*** DATA SHOWN ***

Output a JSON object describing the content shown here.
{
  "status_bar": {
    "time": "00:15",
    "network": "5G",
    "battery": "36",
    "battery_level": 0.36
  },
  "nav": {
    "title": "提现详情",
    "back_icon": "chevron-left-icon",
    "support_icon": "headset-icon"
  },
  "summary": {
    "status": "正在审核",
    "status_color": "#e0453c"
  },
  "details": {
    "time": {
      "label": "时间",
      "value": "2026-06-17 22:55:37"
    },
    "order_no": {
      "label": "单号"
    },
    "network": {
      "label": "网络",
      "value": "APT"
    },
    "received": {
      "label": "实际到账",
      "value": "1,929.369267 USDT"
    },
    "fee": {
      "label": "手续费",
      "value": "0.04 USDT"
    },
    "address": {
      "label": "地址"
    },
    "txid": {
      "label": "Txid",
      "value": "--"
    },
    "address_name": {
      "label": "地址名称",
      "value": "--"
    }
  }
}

***

* **WHAT YOU SHOULD DO**
In the listing above, find the lines holding the word "value" and copy them.

* **EXERCISE RESULT**
      "value": "2026-06-17 22:55:37"
      "value": "APT"
      "value": "1,929.369267 USDT"
      "value": "0.04 USDT"
      "value": "--"
      "value": "--"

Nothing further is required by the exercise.